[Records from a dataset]
·····
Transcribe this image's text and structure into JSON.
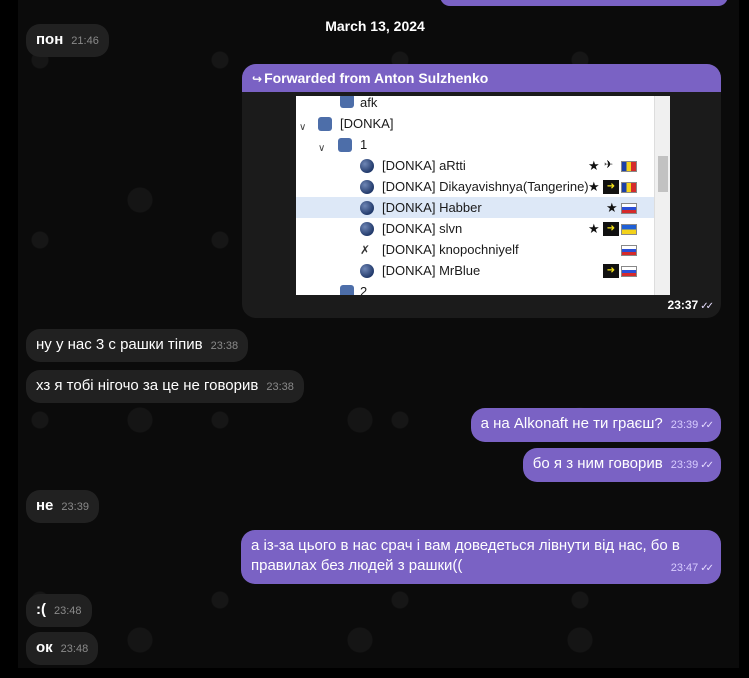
{
  "date_separator": "March 13, 2024",
  "messages": {
    "m1": {
      "text": "пон",
      "time": "21:46"
    },
    "forward": {
      "header": "Forwarded from Anton Sulzhenko",
      "time": "23:37",
      "screenshot": {
        "rows": [
          {
            "label": "afk",
            "icon": "channel-icon"
          },
          {
            "label": "[DONKA]",
            "icon": "channel-icon",
            "twisty": "∨"
          },
          {
            "label": "1",
            "icon": "channel-icon",
            "twisty": "∨"
          },
          {
            "label": "[DONKA] aRtti",
            "icon": "client-icon",
            "flags": [
              "star",
              "plane",
              "ro"
            ]
          },
          {
            "label": "[DONKA] Dikayavishnya(Tangerine)",
            "icon": "client-icon",
            "flags": [
              "star",
              "badge",
              "ro"
            ]
          },
          {
            "label": "[DONKA] Habber",
            "icon": "client-icon",
            "flags": [
              "star",
              "ru"
            ],
            "selected": true
          },
          {
            "label": "[DONKA] slvn",
            "icon": "client-icon",
            "flags": [
              "star",
              "badge",
              "ua"
            ]
          },
          {
            "label": "[DONKA] knopochniyelf",
            "icon": "muted-client-icon",
            "flags": [
              "ru"
            ]
          },
          {
            "label": "[DONKA] MrBlue",
            "icon": "client-icon",
            "flags": [
              "badge",
              "ru"
            ]
          },
          {
            "label": "2",
            "icon": "channel-icon"
          }
        ]
      }
    },
    "m2": {
      "text": "ну у нас 3 с рашки тіпив",
      "time": "23:38"
    },
    "m3": {
      "text": "хз я тобі нігочо за це не говорив",
      "time": "23:38"
    },
    "m4": {
      "text": "а на Alkonaft не ти граєш?",
      "time": "23:39"
    },
    "m5": {
      "text": "бо я з ним говорив",
      "time": "23:39"
    },
    "m6": {
      "text": "не",
      "time": "23:39"
    },
    "m7": {
      "line1": "а із-за цього в нас срач і вам доведеться лівнути від нас, бо в",
      "line2": "правилах без людей з рашки((",
      "time": "23:47"
    },
    "m8": {
      "text": ":(",
      "time": "23:48"
    },
    "m9": {
      "text": "ок",
      "time": "23:48"
    }
  },
  "colors": {
    "outgoing_bubble": "#7a62c4",
    "incoming_bubble": "#212121",
    "background": "#0b0b0b"
  }
}
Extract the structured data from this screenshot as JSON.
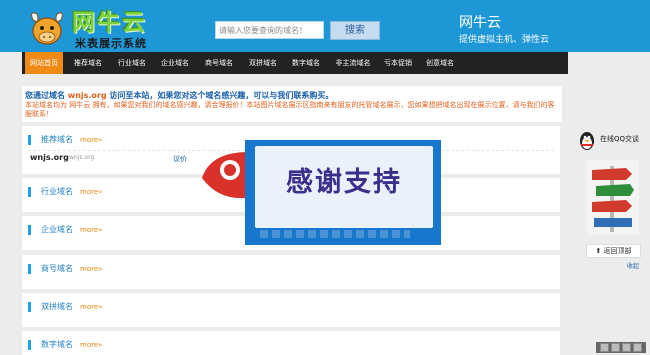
{
  "header": {
    "logo_title": "网牛云",
    "logo_subtitle": "米表展示系统",
    "search_placeholder": "请输入您要查询的域名！",
    "search_button": "搜索",
    "brand_name": "网牛云",
    "brand_tagline": "提供虚拟主机、弹性云"
  },
  "nav": {
    "items": [
      {
        "label": "网站首页",
        "active": true
      },
      {
        "label": "推荐域名"
      },
      {
        "label": "行业域名"
      },
      {
        "label": "企业域名"
      },
      {
        "label": "商号域名"
      },
      {
        "label": "双拼域名"
      },
      {
        "label": "数字域名"
      },
      {
        "label": "非主流域名"
      },
      {
        "label": "亏本促销"
      },
      {
        "label": "创意域名"
      }
    ]
  },
  "notice": {
    "line1_prefix": "您通过域名",
    "line1_domain": "wnjs.org",
    "line1_suffix": "访问至本站，如果您对这个域名感兴趣，可以与我们联系购买。",
    "line2": "本站域名均为 网牛云 拥有，如果您对我们的域名感兴趣，请合理报价！本站图片域名展示区指南来有朋友的托管域名展示，您如果想把域名出现在展示位置，请与我们的客服联系！"
  },
  "sections": [
    {
      "title": "推荐域名",
      "more": "more»",
      "domains": [
        {
          "name": "wnjs.org",
          "sub": "wnjs.org",
          "price": "议价"
        }
      ]
    },
    {
      "title": "行业域名",
      "more": "more»"
    },
    {
      "title": "企业域名",
      "more": "more»"
    },
    {
      "title": "商号域名",
      "more": "more»"
    },
    {
      "title": "双拼域名",
      "more": "more»"
    },
    {
      "title": "数字域名",
      "more": "more»"
    }
  ],
  "sidebar": {
    "qq_label": "在线QQ交谈",
    "back_top": "返回顶部",
    "collapse": "收起"
  },
  "popup": {
    "text": "感谢支持"
  },
  "colors": {
    "header_bg": "#1d97d6",
    "nav_bg": "#222222",
    "nav_active": "#ef8a15",
    "accent_blue": "#22a0e2",
    "more_orange": "#ef8a15"
  }
}
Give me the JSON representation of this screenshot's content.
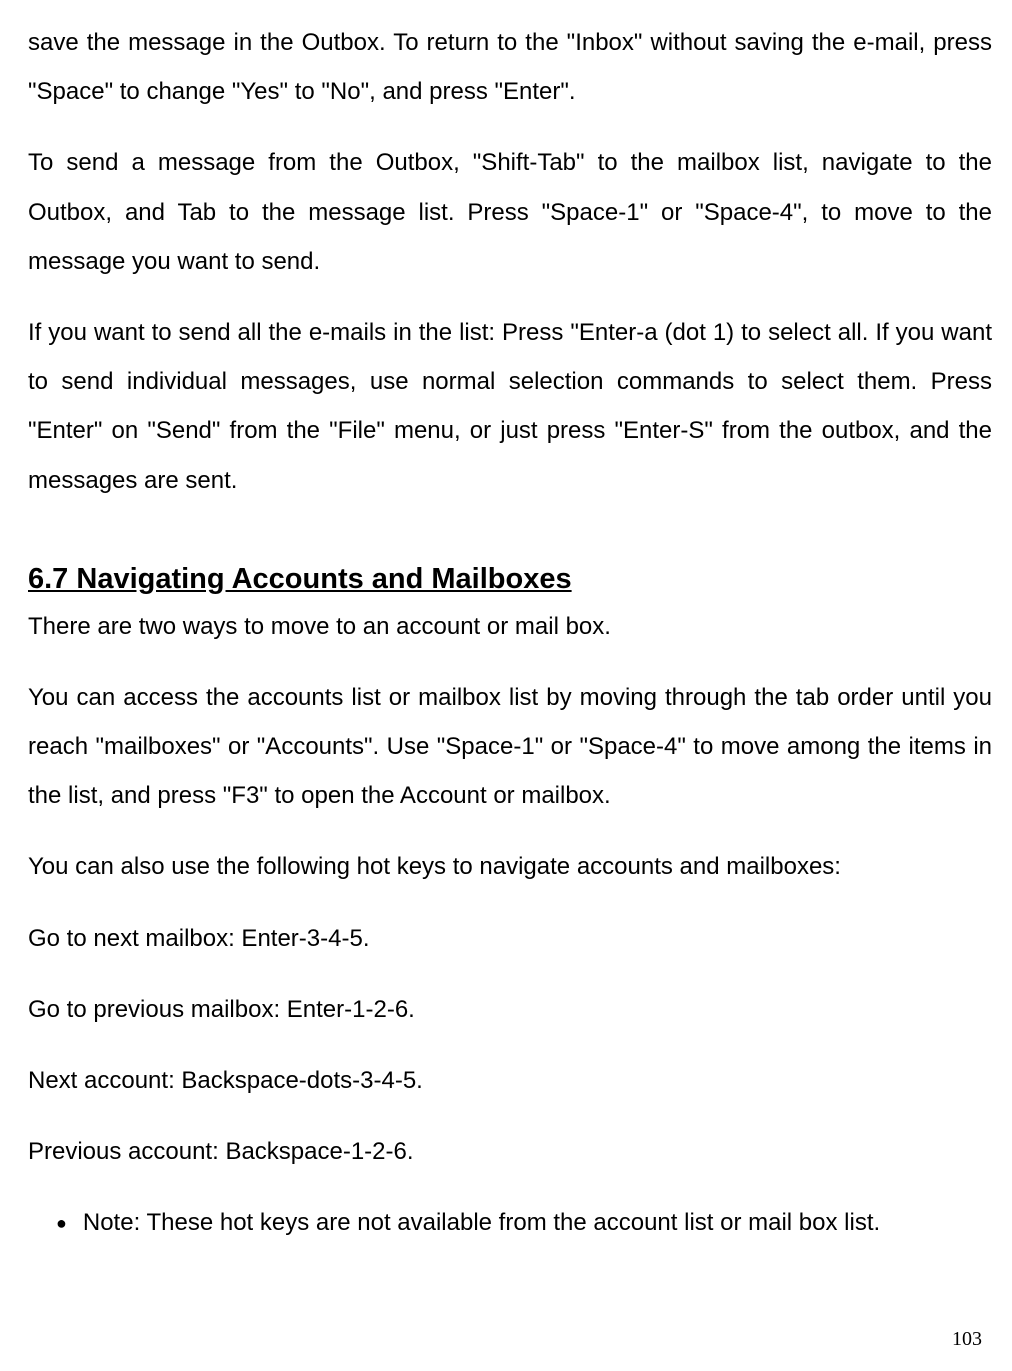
{
  "paragraphs": {
    "p1": "save the message in the Outbox. To return to the \"Inbox\" without saving the e-mail, press \"Space\" to change \"Yes\" to \"No\", and press \"Enter\".",
    "p2": "To send a message from the Outbox, \"Shift-Tab\" to the mailbox list, navigate to the Outbox, and Tab to the message list.  Press \"Space-1\" or \"Space-4\", to move to the message you want to send.",
    "p3": "If you want to send all the e-mails in the list: Press \"Enter-a (dot 1) to select all. If you want to send individual messages, use normal selection commands to select them. Press \"Enter\" on \"Send\" from the \"File\" menu, or just press \"Enter-S\" from the outbox, and the messages are sent.",
    "heading": "6.7 Navigating Accounts and Mailboxes",
    "p4": "There are two ways to move to an account or mail box.",
    "p5": "You can access the accounts list or mailbox list by moving through the tab order until you reach \"mailboxes\" or \"Accounts\". Use \"Space-1\" or \"Space-4\" to move among the items in the list, and press \"F3\" to open the Account or mailbox.",
    "p6": "You can also use the following hot keys to navigate accounts and mailboxes:",
    "p7": "Go to next mailbox: Enter-3-4-5.",
    "p8": "Go to previous mailbox: Enter-1-2-6.",
    "p9": "Next account: Backspace-dots-3-4-5.",
    "p10": "Previous account: Backspace-1-2-6.",
    "note": "Note: These hot keys are not available from the account list or mail box list."
  },
  "page_number": "103"
}
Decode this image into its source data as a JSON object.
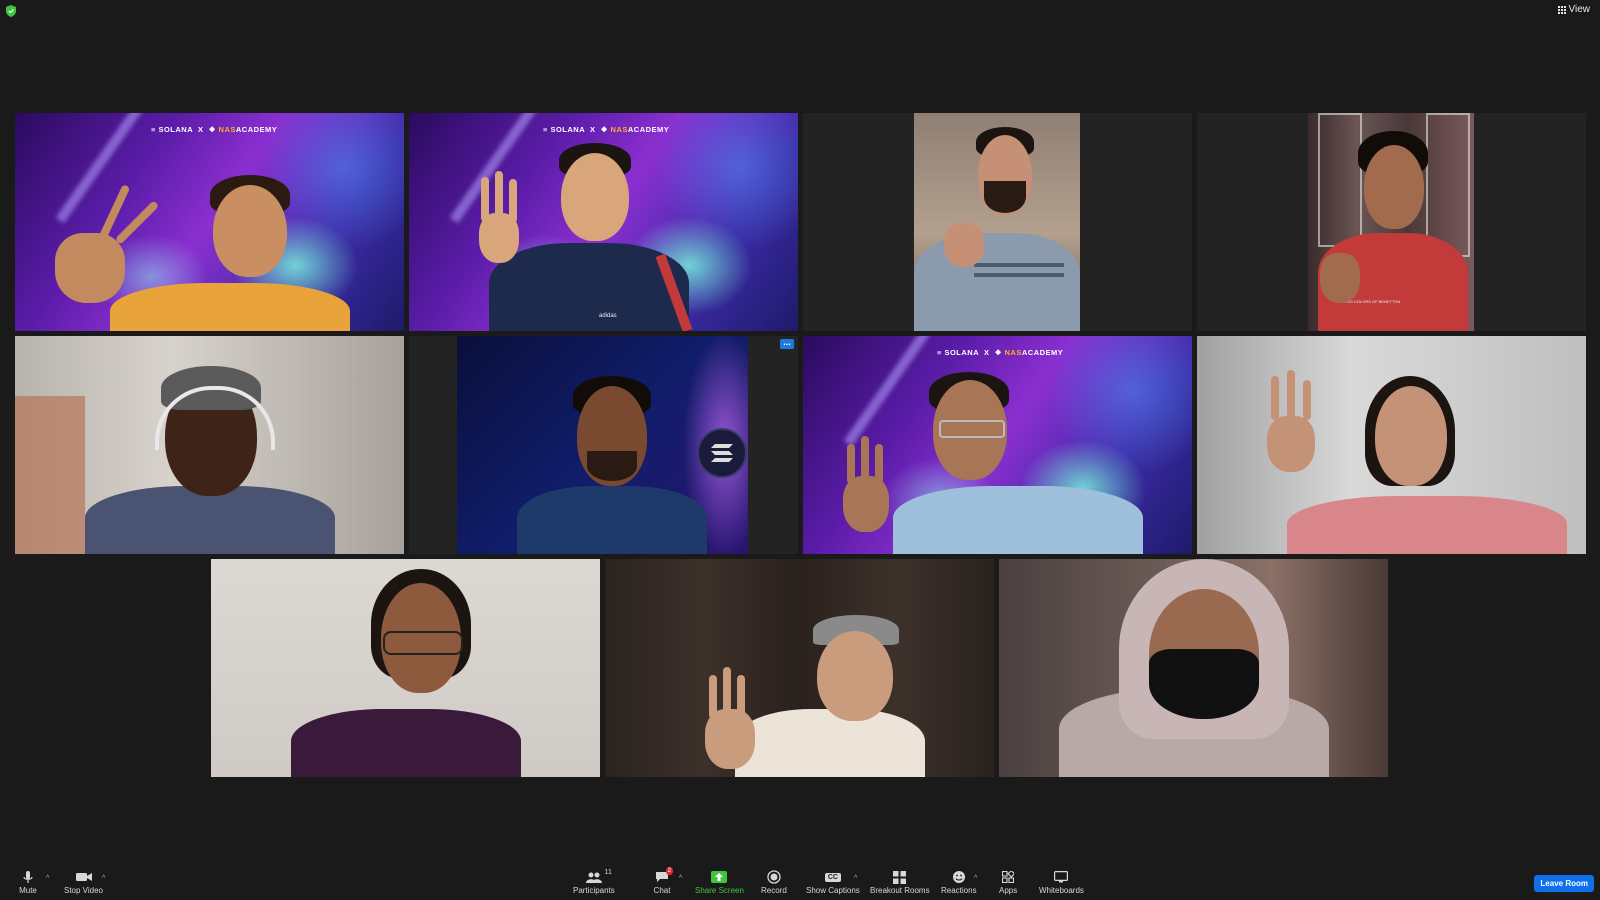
{
  "top_bar": {
    "view_label": "View"
  },
  "tiles": [
    {
      "brand": {
        "solana": "SOLANA",
        "x": "X",
        "nas": "NAS",
        "academy": "ACADEMY"
      }
    },
    {
      "brand": {
        "solana": "SOLANA",
        "x": "X",
        "nas": "NAS",
        "academy": "ACADEMY"
      }
    },
    {},
    {},
    {},
    {
      "more_label": "..."
    },
    {
      "brand": {
        "solana": "SOLANA",
        "x": "X",
        "nas": "NAS",
        "academy": "ACADEMY"
      }
    },
    {},
    {},
    {},
    {}
  ],
  "shirt_text": {
    "adidas": "adidas",
    "united": "UNITED COLORS OF BENETTON"
  },
  "toolbar": {
    "mute": "Mute",
    "stop_video": "Stop Video",
    "participants": "Participants",
    "participant_count": "11",
    "chat": "Chat",
    "chat_badge": "2",
    "share_screen": "Share Screen",
    "record": "Record",
    "show_captions": "Show Captions",
    "captions_icon_text": "CC",
    "breakout_rooms": "Breakout Rooms",
    "reactions": "Reactions",
    "apps": "Apps",
    "whiteboards": "Whiteboards",
    "leave_room": "Leave Room"
  },
  "colors": {
    "active_speaker_border": "#3fc63f",
    "share_green": "#3fc63f",
    "leave_blue": "#0e71eb",
    "background": "#1a1a1a"
  }
}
·····
[Set exercise] Copy the listing over exactly, skipping the pictures it holds.

[Result]
Transcribe this image's text and structure into JSON.
{
  "date_separator": "March 13, 2024",
  "messages": {
    "m1": {
      "text": "пон",
      "time": "21:46"
    },
    "forward": {
      "header": "Forwarded from Anton Sulzhenko",
      "time": "23:37",
      "screenshot": {
        "rows": [
          {
            "label": "afk",
            "icon": "channel-icon"
          },
          {
            "label": "[DONKA]",
            "icon": "channel-icon",
            "twisty": "∨"
          },
          {
            "label": "1",
            "icon": "channel-icon",
            "twisty": "∨"
          },
          {
            "label": "[DONKA] aRtti",
            "icon": "client-icon",
            "flags": [
              "star",
              "plane",
              "ro"
            ]
          },
          {
            "label": "[DONKA] Dikayavishnya(Tangerine)",
            "icon": "client-icon",
            "flags": [
              "star",
              "badge",
              "ro"
            ]
          },
          {
            "label": "[DONKA] Habber",
            "icon": "client-icon",
            "flags": [
              "star",
              "ru"
            ],
            "selected": true
          },
          {
            "label": "[DONKA] slvn",
            "icon": "client-icon",
            "flags": [
              "star",
              "badge",
              "ua"
            ]
          },
          {
            "label": "[DONKA] knopochniyelf",
            "icon": "muted-client-icon",
            "flags": [
              "ru"
            ]
          },
          {
            "label": "[DONKA] MrBlue",
            "icon": "client-icon",
            "flags": [
              "badge",
              "ru"
            ]
          },
          {
            "label": "2",
            "icon": "channel-icon"
          }
        ]
      }
    },
    "m2": {
      "text": "ну у нас 3 с рашки тіпив",
      "time": "23:38"
    },
    "m3": {
      "text": "хз я тобі нігочо за це не говорив",
      "time": "23:38"
    },
    "m4": {
      "text": "а на Alkonaft не ти граєш?",
      "time": "23:39"
    },
    "m5": {
      "text": "бо я з ним говорив",
      "time": "23:39"
    },
    "m6": {
      "text": "не",
      "time": "23:39"
    },
    "m7": {
      "line1": "а із-за цього в нас срач і вам доведеться лівнути від нас, бо в",
      "line2": "правилах без людей з рашки((",
      "time": "23:47"
    },
    "m8": {
      "text": ":(",
      "time": "23:48"
    },
    "m9": {
      "text": "ок",
      "time": "23:48"
    }
  },
  "colors": {
    "outgoing_bubble": "#7a62c4",
    "incoming_bubble": "#212121",
    "background": "#0b0b0b"
  }
}
Extract the structured data from this screenshot as JSON.
{
  "header": {
    "logo_title": "网牛云",
    "logo_subtitle": "米表展示系统",
    "search_placeholder": "请输入您要查询的域名！",
    "search_button": "搜索",
    "brand_name": "网牛云",
    "brand_tagline": "提供虚拟主机、弹性云"
  },
  "nav": {
    "items": [
      {
        "label": "网站首页",
        "active": true
      },
      {
        "label": "推荐域名"
      },
      {
        "label": "行业域名"
      },
      {
        "label": "企业域名"
      },
      {
        "label": "商号域名"
      },
      {
        "label": "双拼域名"
      },
      {
        "label": "数字域名"
      },
      {
        "label": "非主流域名"
      },
      {
        "label": "亏本促销"
      },
      {
        "label": "创意域名"
      }
    ]
  },
  "notice": {
    "line1_prefix": "您通过域名",
    "line1_domain": "wnjs.org",
    "line1_suffix": "访问至本站，如果您对这个域名感兴趣，可以与我们联系购买。",
    "line2": "本站域名均为 网牛云 拥有，如果您对我们的域名感兴趣，请合理报价！本站图片域名展示区指南来有朋友的托管域名展示，您如果想把域名出现在展示位置，请与我们的客服联系！"
  },
  "sections": [
    {
      "title": "推荐域名",
      "more": "more»",
      "domains": [
        {
          "name": "wnjs.org",
          "sub": "wnjs.org",
          "price": "议价"
        }
      ]
    },
    {
      "title": "行业域名",
      "more": "more»"
    },
    {
      "title": "企业域名",
      "more": "more»"
    },
    {
      "title": "商号域名",
      "more": "more»"
    },
    {
      "title": "双拼域名",
      "more": "more»"
    },
    {
      "title": "数字域名",
      "more": "more»"
    }
  ],
  "sidebar": {
    "qq_label": "在线QQ交谈",
    "back_top": "返回顶部",
    "collapse": "收起"
  },
  "popup": {
    "text": "感谢支持"
  },
  "colors": {
    "header_bg": "#1d97d6",
    "nav_bg": "#222222",
    "nav_active": "#ef8a15",
    "accent_blue": "#22a0e2",
    "more_orange": "#ef8a15"
  }
}
Give me the JSON representation of this screenshot's content.
{
  "paragraphs": {
    "p1": "save the message in the Outbox. To return to the \"Inbox\" without saving the e-mail, press \"Space\" to change \"Yes\" to \"No\", and press \"Enter\".",
    "p2": "To send a message from the Outbox, \"Shift-Tab\" to the mailbox list, navigate to the Outbox, and Tab to the message list.  Press \"Space-1\" or \"Space-4\", to move to the message you want to send.",
    "p3": "If you want to send all the e-mails in the list: Press \"Enter-a (dot 1) to select all. If you want to send individual messages, use normal selection commands to select them. Press \"Enter\" on \"Send\" from the \"File\" menu, or just press \"Enter-S\" from the outbox, and the messages are sent.",
    "heading": "6.7 Navigating Accounts and Mailboxes",
    "p4": "There are two ways to move to an account or mail box.",
    "p5": "You can access the accounts list or mailbox list by moving through the tab order until you reach \"mailboxes\" or \"Accounts\". Use \"Space-1\" or \"Space-4\" to move among the items in the list, and press \"F3\" to open the Account or mailbox.",
    "p6": "You can also use the following hot keys to navigate accounts and mailboxes:",
    "p7": "Go to next mailbox: Enter-3-4-5.",
    "p8": "Go to previous mailbox: Enter-1-2-6.",
    "p9": "Next account: Backspace-dots-3-4-5.",
    "p10": "Previous account: Backspace-1-2-6.",
    "note": "Note: These hot keys are not available from the account list or mail box list."
  },
  "page_number": "103"
}
Decode this image into its source data as a JSON object.
{
  "top_bar": {
    "view_label": "View"
  },
  "tiles": [
    {
      "brand": {
        "solana": "SOLANA",
        "x": "X",
        "nas": "NAS",
        "academy": "ACADEMY"
      }
    },
    {
      "brand": {
        "solana": "SOLANA",
        "x": "X",
        "nas": "NAS",
        "academy": "ACADEMY"
      }
    },
    {},
    {},
    {},
    {
      "more_label": "..."
    },
    {
      "brand": {
        "solana": "SOLANA",
        "x": "X",
        "nas": "NAS",
        "academy": "ACADEMY"
      }
    },
    {},
    {},
    {},
    {}
  ],
  "shirt_text": {
    "adidas": "adidas",
    "united": "UNITED COLORS OF BENETTON"
  },
  "toolbar": {
    "mute": "Mute",
    "stop_video": "Stop Video",
    "participants": "Participants",
    "participant_count": "11",
    "chat": "Chat",
    "chat_badge": "2",
    "share_screen": "Share Screen",
    "record": "Record",
    "show_captions": "Show Captions",
    "captions_icon_text": "CC",
    "breakout_rooms": "Breakout Rooms",
    "reactions": "Reactions",
    "apps": "Apps",
    "whiteboards": "Whiteboards",
    "leave_room": "Leave Room"
  },
  "colors": {
    "active_speaker_border": "#3fc63f",
    "share_green": "#3fc63f",
    "leave_blue": "#0e71eb",
    "background": "#1a1a1a"
  }
}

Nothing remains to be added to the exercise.